--- Begin Text block ---

Page seven he writes " I replaced the volume and returned to my desk. It should have been easy to let go, but it wasn't. If people of the calibre quoted by Gladych and Interavia had started talking about antigravity anytime in the past ten years I would have reported it .... however sckeptical I might be on a personal level. Why had these people said the things they had with such conviction? One of them, George S. Trimble had gone so far as to predict that a breakthrough would occur in around the same time it took to develop the atomic bomb, roughly five years. Yet, it had never happened . And even if the results of "Townsend T. Browns" experiments had been "so impressive as to be highly classified" they had CLEARLY COME TO NAUGHT OTHERWISE BY THE 60S OR 70S THE INDUSTRY WOULD HAVE BEEN OVERTAKEN BY FUELLESS PROPULSION TECHNOLOGY.

--- End Text block ---
--- Begin Data extract ---

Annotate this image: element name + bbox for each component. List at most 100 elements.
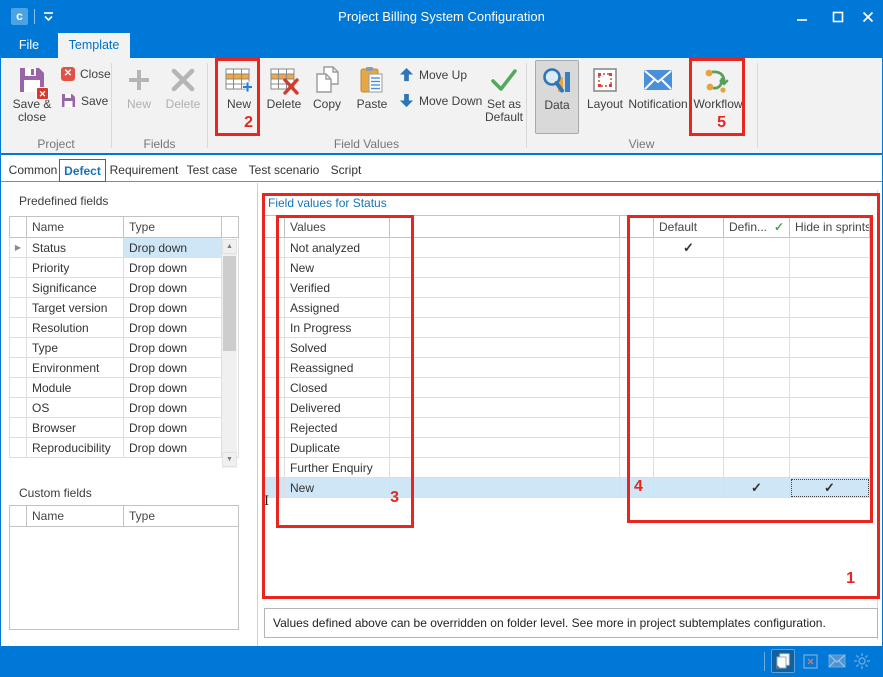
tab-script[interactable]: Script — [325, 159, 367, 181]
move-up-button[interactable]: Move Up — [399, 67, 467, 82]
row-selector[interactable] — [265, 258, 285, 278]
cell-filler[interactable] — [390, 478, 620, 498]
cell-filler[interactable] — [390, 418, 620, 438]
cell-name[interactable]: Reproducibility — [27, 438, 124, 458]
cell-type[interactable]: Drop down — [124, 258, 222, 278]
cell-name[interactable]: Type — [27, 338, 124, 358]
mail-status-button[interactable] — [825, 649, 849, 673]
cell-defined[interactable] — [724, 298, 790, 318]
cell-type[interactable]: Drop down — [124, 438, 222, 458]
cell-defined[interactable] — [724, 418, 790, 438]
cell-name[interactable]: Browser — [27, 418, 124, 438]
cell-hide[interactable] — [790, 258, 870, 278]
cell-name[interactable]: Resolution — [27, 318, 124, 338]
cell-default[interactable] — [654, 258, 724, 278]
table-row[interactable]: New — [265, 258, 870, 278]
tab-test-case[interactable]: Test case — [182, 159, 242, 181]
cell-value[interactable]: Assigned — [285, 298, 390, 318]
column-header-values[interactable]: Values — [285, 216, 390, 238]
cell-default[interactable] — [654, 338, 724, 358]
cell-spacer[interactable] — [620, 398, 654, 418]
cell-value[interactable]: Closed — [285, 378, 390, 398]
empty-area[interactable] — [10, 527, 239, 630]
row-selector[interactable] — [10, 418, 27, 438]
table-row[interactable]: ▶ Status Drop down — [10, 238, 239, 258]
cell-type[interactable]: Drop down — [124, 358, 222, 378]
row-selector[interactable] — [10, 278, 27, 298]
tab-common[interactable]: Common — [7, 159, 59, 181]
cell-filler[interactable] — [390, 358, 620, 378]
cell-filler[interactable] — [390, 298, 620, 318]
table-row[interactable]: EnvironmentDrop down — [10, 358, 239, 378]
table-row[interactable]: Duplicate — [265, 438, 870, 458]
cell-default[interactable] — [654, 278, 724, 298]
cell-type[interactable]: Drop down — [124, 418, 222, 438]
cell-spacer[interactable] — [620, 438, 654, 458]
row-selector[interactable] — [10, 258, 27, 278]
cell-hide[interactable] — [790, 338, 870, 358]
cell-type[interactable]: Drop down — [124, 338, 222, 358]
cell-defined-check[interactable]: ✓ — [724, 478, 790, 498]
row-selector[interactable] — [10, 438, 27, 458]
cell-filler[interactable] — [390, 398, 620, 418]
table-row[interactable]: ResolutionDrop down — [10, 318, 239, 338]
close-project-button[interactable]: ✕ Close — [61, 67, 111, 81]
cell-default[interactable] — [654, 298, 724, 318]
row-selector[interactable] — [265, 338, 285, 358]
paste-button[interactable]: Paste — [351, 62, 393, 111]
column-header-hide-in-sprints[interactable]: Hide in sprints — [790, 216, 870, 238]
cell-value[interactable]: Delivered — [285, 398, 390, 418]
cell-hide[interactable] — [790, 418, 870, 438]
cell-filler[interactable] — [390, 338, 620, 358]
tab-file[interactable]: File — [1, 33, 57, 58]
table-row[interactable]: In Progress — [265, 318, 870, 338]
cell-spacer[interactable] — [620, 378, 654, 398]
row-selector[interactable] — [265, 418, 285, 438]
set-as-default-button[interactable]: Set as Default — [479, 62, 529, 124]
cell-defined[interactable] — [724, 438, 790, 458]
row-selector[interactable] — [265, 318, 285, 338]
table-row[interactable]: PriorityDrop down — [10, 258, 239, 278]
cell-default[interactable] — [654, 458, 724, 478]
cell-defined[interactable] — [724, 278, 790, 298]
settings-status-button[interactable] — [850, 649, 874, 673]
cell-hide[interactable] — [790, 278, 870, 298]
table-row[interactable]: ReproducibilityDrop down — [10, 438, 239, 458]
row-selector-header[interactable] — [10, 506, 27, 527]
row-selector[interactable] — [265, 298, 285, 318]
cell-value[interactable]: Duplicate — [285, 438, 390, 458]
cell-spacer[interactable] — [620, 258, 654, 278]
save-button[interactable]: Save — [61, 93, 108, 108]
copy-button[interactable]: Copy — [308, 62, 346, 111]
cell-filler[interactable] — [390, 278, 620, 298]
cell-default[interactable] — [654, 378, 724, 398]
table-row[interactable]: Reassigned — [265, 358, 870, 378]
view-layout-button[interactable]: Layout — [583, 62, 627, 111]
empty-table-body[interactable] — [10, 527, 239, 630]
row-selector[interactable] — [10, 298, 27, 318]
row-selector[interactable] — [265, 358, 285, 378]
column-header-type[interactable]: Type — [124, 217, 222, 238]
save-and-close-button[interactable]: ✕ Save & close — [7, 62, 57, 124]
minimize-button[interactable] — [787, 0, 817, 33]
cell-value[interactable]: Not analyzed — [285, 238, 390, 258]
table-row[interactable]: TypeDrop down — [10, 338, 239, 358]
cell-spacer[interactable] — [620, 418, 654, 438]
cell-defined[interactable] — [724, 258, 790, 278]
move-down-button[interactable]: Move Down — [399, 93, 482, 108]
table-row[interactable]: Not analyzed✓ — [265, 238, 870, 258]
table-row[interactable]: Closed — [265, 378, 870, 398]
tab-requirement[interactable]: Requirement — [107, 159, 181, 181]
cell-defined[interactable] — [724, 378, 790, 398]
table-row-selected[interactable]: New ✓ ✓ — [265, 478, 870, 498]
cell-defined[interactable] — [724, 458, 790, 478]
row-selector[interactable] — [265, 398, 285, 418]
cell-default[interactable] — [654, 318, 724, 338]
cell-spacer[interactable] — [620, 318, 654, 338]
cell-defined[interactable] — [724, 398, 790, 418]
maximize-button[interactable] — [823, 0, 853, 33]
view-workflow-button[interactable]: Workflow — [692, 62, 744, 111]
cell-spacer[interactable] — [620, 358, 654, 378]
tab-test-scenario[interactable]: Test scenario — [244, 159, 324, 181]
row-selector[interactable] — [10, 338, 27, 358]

--- End Data extract ---
--- Begin Data extract ---

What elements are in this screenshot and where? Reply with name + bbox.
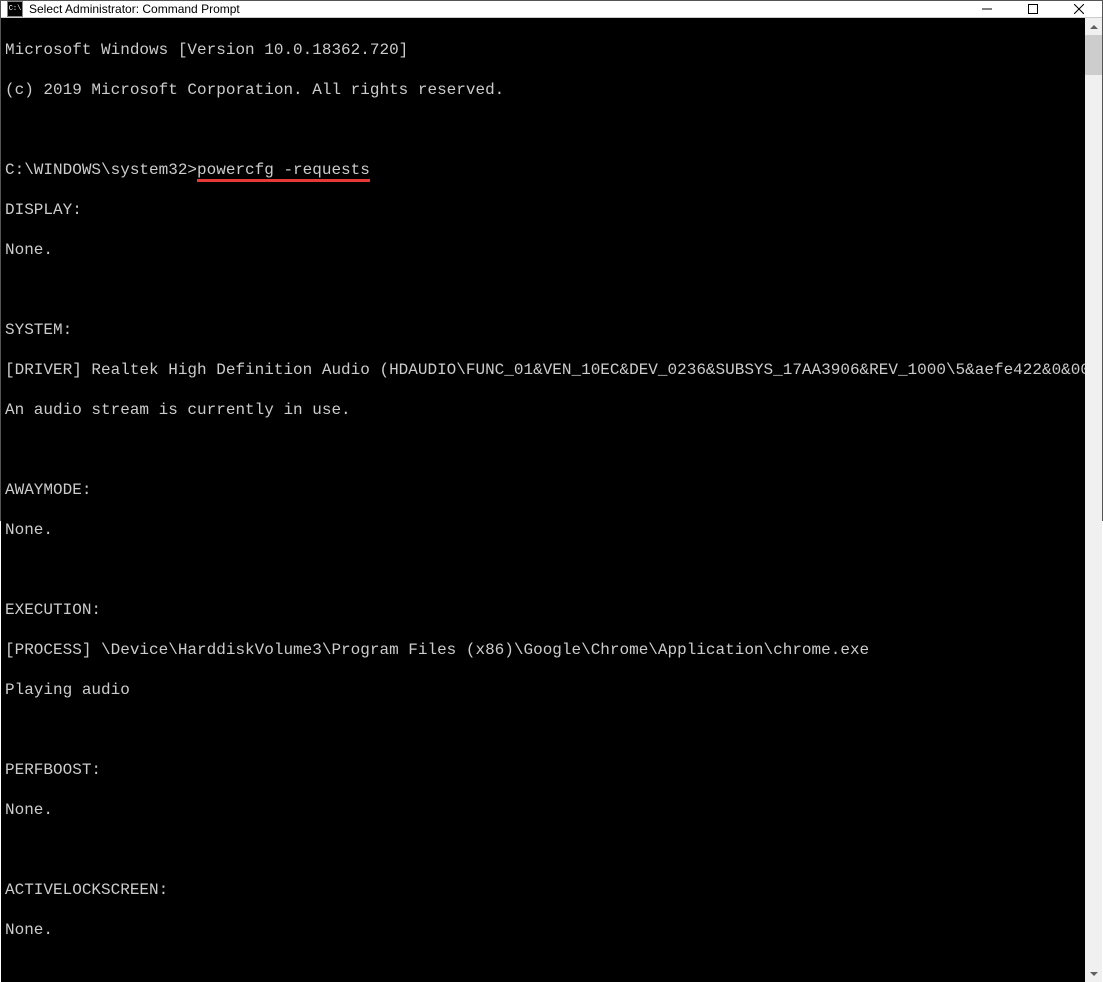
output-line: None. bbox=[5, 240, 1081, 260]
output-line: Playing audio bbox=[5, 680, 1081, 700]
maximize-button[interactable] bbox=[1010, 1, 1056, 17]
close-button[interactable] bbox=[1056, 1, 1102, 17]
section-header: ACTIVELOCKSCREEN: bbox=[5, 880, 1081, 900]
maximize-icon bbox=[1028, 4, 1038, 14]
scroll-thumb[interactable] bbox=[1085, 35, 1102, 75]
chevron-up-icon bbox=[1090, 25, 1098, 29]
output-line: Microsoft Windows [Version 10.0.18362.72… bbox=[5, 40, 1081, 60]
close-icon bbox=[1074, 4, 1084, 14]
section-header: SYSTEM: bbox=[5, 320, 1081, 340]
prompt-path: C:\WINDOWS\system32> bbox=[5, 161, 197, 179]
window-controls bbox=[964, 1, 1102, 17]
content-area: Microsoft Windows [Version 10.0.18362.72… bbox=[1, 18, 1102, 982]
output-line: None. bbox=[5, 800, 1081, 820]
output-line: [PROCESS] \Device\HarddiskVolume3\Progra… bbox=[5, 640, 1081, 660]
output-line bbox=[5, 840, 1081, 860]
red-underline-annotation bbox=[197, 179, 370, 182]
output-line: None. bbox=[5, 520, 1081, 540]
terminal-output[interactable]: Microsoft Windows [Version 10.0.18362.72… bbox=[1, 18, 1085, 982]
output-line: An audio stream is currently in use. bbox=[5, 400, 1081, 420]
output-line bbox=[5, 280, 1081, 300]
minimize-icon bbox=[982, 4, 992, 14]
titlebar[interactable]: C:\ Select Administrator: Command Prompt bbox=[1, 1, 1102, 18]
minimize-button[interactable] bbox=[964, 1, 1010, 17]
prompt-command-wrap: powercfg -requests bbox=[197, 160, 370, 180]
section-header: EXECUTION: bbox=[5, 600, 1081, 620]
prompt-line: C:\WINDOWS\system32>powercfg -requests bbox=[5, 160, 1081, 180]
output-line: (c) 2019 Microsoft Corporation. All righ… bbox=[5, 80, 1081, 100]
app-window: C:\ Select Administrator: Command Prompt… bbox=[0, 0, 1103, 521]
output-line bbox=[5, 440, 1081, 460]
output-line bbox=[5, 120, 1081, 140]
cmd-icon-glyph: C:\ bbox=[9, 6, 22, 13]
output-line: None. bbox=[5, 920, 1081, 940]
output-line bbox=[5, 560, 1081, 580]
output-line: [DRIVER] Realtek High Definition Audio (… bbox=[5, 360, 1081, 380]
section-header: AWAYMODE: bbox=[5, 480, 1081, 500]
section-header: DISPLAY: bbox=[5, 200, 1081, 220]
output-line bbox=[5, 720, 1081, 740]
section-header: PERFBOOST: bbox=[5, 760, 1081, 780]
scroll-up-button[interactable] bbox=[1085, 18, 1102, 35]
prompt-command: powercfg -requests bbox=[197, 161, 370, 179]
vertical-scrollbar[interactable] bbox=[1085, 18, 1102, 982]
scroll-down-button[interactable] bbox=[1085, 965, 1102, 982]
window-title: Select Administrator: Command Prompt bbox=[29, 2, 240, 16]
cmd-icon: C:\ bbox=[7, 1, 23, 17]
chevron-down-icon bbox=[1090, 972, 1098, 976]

--- End Data extract ---
--- Begin Data extract ---

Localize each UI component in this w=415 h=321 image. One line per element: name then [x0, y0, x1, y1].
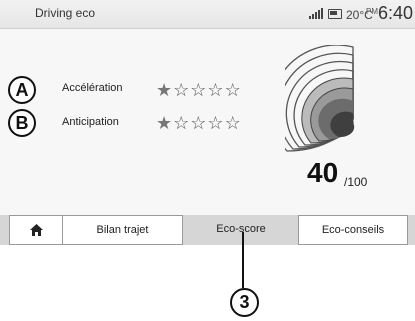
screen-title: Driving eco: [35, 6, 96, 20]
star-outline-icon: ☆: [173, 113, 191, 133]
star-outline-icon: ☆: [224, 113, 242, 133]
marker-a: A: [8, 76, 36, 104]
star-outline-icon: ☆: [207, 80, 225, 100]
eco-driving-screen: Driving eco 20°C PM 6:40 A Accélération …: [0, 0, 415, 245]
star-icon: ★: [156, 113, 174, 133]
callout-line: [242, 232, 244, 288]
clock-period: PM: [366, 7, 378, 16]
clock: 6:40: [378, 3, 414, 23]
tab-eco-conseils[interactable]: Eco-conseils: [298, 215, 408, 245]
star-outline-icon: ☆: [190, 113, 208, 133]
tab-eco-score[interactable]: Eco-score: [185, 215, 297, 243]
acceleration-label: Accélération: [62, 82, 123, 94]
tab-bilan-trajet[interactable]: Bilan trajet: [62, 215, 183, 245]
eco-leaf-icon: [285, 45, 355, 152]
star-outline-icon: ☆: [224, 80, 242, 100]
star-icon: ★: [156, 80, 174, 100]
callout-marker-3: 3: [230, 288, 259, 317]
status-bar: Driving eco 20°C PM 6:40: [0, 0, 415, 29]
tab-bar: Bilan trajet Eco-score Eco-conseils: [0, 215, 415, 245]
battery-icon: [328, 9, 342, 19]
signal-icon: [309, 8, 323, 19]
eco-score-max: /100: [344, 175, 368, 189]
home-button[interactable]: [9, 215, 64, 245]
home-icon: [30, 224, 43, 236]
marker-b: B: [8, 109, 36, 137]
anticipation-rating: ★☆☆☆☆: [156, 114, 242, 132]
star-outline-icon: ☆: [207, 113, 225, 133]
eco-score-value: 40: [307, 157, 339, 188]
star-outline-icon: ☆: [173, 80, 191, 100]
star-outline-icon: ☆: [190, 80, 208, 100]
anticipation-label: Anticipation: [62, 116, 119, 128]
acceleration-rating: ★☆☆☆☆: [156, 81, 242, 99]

--- End Data extract ---

**Exercise task 1**: In the antigravity passage, who predicted that a breakthrough would come in about five years?
**Exercise task 2**: Transcribe the stretch of the antigravity passage from "Page seven he" through "FUELLESS PROPULSION TECHNOLOGY.".
**Exercise task 3**: Pick up the antigravity passage after its last sentence and keep writing.

**Task response 1**: George S. Trimble

**Task response 2**:
Page seven he writes " I replaced the volume and returned to my desk. It should have been easy to let go, but it wasn't. If people of the calibre quoted by Gladych and Interavia had started talking about antigravity anytime in the past ten years I would have reported it .... however sckeptical I might be on a personal level. Why had these people said the things they had with such conviction? One of them, George S. Trimble had gone so far as to predict that a breakthrough would occur in around the same time it took to develop the atomic bomb, roughly five years. Yet, it had never happened . And even if the results of "Townsend T. Browns" experiments had been "so impressive as to be highly classified" they had CLEARLY COME TO NAUGHT OTHERWISE BY THE 60S OR 70S THE INDUSTRY WOULD HAVE BEEN OVERTAKEN BY FUELLESS PROPULSION TECHNOLOGY.

**Task response 3**:
"Clearly come to naught?" I don't think so. As Paul will probably add ... I don't think there is much about Townsend Browns story that is or maybe ever will be crystal clear ...... MY POINTS. YALL JUMP IN

I am not sure why he calls him "Townsend T. Brown" when I have always seen it "Thomas Townsend Brown" but he is a careful researcher so thats the way his sources must have presented Dr. Browns name.

But thats not what I am getting at here. Nick Cook is assuming because something did not come into the light of public knowledge that Dr. Browns work had come to "naught" .... (which I am translating here as the same thing as saying "His theories "Didn't pan out".)

Yet , just in reading Pauls story up to this point its pretty darned clear to me thats not what was actually happening. I don't know WHAT was happening but I am pretty fairly sure that it wasn't NOTHING. But this is just the first example where Nick makes a judgement and he never seems able to challenge his own box.

Mr. Cook please join us and if I have been unfair in this assesment of what was happening (because only you would really know what it was that turned you away from Dr. Browns story.) You are a great writer and, by the way, I am looking forward to buying your next book. grinder
Chris Knight
Keeper of the Flame
Posts: 465
Joined: Sat Aug 02, 2003 5:35 am
Location: Los Angeles, CA
Contact:

Post by Chris Knight »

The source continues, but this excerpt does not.